• WRITTEN TASKS
(A) According to the Ripmen text, who played drums in the band's original line-up?
(B) Proceed with the Ripmen band history, writing on from its final sentence.

• TEXT EXCERPT
%%

Background information
- Genres: Psychobilly, rockabilly
- Label: Wolverine Records
- Members: Kubi - Vocals-Upright bass Rakow - guitar Gordian - drums
- Website: www.ripmen.de

= Ripmen =

German psychobilly/Rockabilly group

Ripmen is a German psychobilly/Rockabilly group that began in 1995.

==History==
Founded in the mid-1990s by Kubi, Rakow and Wachi. They were schoolmates but there was no deep relationship except sitting in the same classroom. Somehow, psychobilly caught them and they met again and again at various psychobilly concerts and festivals in the early 1990s. They had always talked about their plans of founding a band. The original line-up was Wachi on drums, Rakow on guitar and Kubi on guitar. In early 1999 Kubi bought a doublebass and slapped the bass from this day on. Another half year later they had their first set and their first gig on a wedding party of a friended couple calling themselves "The Ripmen" (further gigs had been under different names).

%%

• DATASET ENTRIES
%%

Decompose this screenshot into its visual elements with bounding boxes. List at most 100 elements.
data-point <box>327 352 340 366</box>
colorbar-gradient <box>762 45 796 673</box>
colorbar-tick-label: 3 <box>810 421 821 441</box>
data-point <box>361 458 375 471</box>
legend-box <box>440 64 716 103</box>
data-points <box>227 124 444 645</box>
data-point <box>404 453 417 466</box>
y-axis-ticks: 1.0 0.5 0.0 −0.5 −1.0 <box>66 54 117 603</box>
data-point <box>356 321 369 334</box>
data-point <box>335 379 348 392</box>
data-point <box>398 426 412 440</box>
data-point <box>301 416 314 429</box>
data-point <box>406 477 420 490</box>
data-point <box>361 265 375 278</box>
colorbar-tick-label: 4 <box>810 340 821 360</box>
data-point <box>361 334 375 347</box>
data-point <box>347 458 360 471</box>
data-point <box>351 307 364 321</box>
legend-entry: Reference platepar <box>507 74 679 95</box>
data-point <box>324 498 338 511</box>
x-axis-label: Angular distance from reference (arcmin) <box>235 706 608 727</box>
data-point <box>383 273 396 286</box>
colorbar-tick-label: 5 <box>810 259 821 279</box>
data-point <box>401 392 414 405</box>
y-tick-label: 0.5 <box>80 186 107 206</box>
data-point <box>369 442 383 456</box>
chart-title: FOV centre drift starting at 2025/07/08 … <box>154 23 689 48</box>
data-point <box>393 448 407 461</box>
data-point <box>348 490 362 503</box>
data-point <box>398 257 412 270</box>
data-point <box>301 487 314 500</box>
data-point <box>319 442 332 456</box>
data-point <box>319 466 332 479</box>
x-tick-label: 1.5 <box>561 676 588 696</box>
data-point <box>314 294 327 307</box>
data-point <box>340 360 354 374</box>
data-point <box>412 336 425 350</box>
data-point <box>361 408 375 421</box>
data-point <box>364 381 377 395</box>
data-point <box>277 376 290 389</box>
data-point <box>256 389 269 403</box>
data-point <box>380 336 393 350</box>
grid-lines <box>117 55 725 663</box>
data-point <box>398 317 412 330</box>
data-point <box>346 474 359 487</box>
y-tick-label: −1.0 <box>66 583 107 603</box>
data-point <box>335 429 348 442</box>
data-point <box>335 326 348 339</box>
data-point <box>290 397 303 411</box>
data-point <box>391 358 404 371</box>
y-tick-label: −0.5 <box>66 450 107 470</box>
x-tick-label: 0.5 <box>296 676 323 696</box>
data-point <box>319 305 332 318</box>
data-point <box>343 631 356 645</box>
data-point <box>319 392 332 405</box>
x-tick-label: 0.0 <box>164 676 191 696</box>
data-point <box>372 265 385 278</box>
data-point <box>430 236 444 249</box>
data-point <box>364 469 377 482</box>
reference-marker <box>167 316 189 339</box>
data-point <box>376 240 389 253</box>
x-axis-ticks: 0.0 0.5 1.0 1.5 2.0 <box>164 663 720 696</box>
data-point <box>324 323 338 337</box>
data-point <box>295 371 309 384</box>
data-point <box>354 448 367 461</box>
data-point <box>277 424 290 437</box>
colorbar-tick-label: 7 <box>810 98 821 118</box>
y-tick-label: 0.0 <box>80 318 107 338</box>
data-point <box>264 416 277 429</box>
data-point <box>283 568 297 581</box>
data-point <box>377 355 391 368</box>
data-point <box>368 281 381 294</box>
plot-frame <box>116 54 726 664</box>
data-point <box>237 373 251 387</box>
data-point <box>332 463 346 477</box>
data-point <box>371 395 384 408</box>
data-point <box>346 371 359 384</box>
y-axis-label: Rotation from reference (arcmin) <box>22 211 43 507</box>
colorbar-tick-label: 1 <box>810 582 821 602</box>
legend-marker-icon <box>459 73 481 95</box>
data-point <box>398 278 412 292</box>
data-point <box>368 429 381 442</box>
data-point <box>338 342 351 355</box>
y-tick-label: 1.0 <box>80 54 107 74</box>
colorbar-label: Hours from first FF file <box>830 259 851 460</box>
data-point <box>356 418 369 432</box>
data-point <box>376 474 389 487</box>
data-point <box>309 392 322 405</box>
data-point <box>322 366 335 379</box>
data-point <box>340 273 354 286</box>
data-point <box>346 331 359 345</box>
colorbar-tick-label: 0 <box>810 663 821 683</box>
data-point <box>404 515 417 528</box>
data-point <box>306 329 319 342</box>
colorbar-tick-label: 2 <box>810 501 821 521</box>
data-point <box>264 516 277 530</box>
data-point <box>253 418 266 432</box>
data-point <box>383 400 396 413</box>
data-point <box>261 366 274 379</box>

%%

• RESPONSES PER TASK
(A) Wachi

(B)
In October 1999, Wachi died after falling from a skyscraper. They lost their drummer but only two months after Wachi's death they found a new drummer called Gordian by putting an announcement into a newspaper. Gordian joined the band in early 2000. Rapidly he learned the songs and they created a lot of new songs. That was the point when Ripmen really started. In April 2000, they went to the Octosound Studio in Berlin where they recorded the five-track demo "With Love From Beyond". They got a great response on that recording and sent it to Crazy Love Records, obtaining their first record deal. The first album, Party With the Dead, was released in summer 2001 and it nearly sold out. After playing various shows with most of the biggest bands in the psychobilly-scene (such as Mad Sin, Demented Are Go!, Frenzy, Long Tall Texans, Gorilla, Nekromantix, The Meteors and many more) they recorded their second album, Terror of the Beagle Boys, which was released in mid 2004. This LP was promoted at a lot of shows, including on a US tour incorporating dates in Los Angeles, and San Francisco.

After some quite time around the Ripmen signed to Wolverine Records and released a mini album in April 2007.

== Members ==
- KUBI – UPRIGHT BASS and Vocals
- STEIN – GUITAR
- SHORTY GUNPOWDER – DRUMS

== Albums ==
===Demos===
- With Love From Beyond

===LP/CDs===
- Party With The Dead
- Terror Of The Beagle Boys
- Graveyard in our Memories

===Compilations===
- High Voltage Vol.2 – "Brain in a Plasticbag" (Demo)
- Crazy Love Sampler – "Bloodmoon Rise" (Demo)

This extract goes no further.